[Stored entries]
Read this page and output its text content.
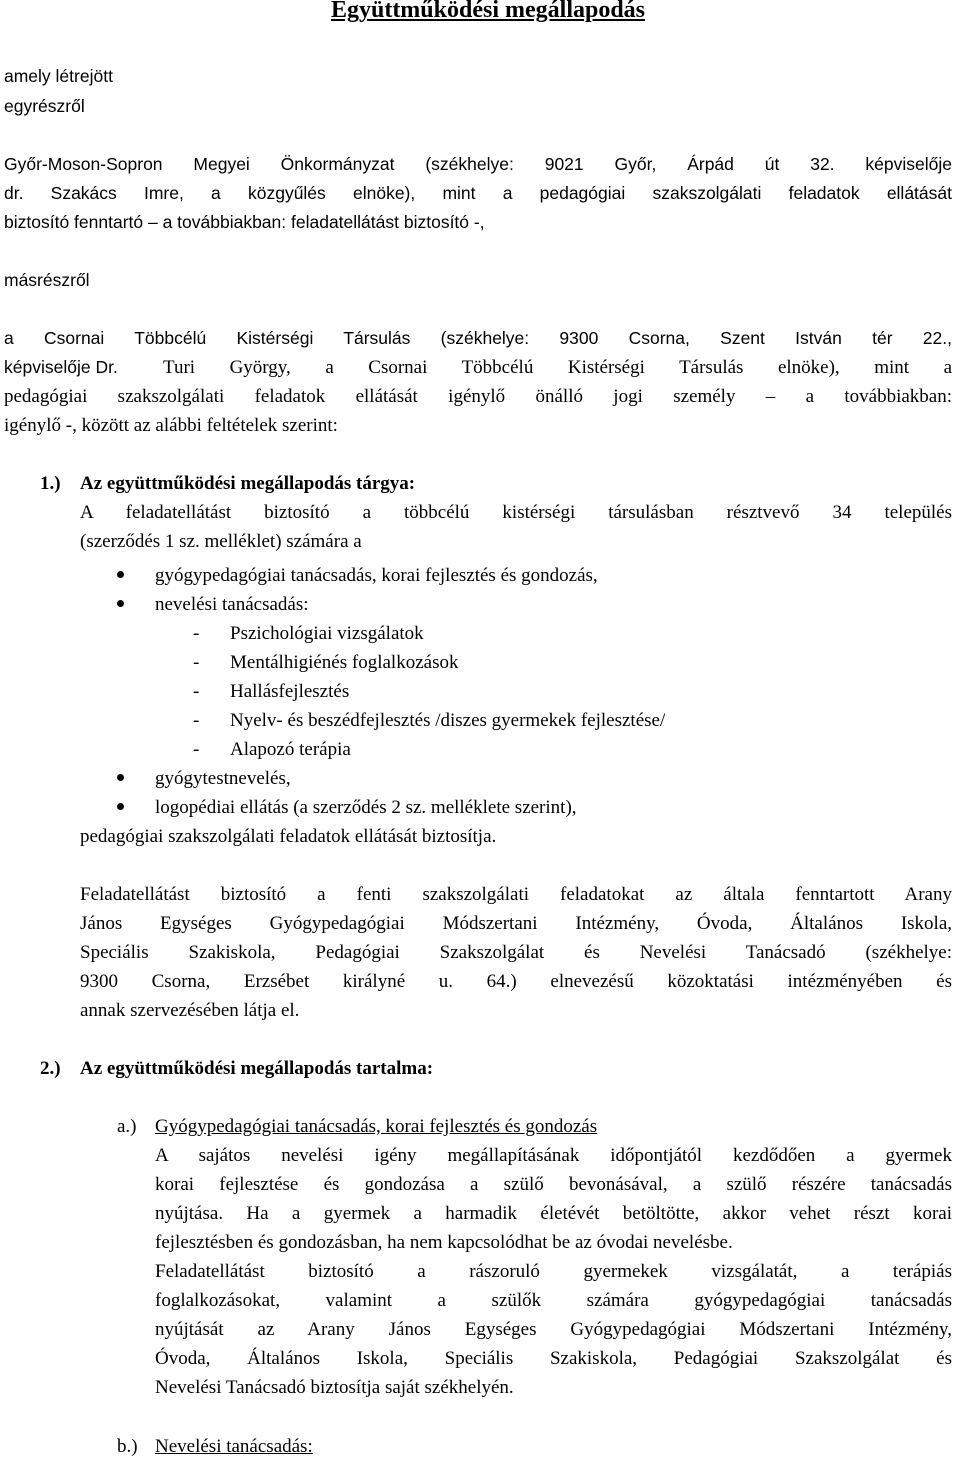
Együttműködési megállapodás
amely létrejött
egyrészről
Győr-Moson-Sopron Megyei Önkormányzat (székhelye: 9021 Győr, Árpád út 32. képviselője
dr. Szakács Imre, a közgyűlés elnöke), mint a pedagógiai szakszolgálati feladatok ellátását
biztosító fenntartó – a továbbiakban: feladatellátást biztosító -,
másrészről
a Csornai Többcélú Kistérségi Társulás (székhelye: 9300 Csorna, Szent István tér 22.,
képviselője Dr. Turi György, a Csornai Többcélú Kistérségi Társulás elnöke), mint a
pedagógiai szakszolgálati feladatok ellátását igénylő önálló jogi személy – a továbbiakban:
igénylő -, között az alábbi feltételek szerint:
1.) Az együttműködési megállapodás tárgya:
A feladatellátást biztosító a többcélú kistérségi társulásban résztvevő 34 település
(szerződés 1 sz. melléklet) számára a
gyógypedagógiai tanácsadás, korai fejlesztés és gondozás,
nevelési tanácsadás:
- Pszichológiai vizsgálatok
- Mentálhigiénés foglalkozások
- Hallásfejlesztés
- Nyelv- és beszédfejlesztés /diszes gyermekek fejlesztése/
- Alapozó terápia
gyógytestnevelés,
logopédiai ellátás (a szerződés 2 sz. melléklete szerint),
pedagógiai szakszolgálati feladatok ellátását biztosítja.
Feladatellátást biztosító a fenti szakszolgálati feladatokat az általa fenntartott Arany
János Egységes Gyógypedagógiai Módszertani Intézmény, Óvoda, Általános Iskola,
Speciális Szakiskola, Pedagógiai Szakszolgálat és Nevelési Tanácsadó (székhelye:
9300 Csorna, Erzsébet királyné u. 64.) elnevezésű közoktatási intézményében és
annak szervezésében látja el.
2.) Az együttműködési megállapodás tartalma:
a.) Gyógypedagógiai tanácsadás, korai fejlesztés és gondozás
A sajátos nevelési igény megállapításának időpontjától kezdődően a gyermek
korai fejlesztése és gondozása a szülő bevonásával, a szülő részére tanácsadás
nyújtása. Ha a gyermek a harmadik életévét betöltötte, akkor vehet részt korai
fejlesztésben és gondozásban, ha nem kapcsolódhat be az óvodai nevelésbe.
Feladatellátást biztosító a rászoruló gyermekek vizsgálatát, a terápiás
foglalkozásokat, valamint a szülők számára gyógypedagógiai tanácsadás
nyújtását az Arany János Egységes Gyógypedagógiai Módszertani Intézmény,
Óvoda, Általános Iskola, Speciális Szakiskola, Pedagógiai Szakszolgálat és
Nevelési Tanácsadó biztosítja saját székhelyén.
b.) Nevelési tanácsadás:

---

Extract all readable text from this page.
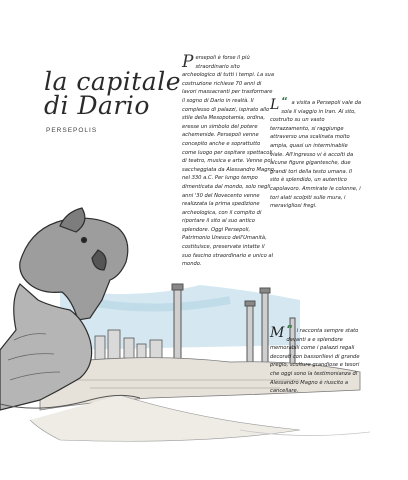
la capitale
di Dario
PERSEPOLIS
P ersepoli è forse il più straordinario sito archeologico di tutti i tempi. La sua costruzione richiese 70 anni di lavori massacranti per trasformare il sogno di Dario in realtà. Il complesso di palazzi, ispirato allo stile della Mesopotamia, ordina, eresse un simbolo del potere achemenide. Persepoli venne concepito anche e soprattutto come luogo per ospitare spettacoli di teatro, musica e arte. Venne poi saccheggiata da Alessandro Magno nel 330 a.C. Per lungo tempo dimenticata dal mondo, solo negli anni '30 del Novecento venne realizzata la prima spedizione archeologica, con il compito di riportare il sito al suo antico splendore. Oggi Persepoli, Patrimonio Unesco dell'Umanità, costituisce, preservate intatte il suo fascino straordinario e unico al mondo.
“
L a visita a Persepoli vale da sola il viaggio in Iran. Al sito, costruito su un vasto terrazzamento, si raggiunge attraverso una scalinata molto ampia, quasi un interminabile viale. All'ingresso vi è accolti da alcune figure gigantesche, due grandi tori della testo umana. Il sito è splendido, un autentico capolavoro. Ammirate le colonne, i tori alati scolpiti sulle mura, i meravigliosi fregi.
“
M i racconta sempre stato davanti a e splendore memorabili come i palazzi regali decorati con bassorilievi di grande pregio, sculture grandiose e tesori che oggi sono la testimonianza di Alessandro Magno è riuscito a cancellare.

- _Short exercise_
From the listing above, copy out each line where the word "page" appears.

- _Answer to this problem_
Read this page and output its text content.
Extract all readable text from this page.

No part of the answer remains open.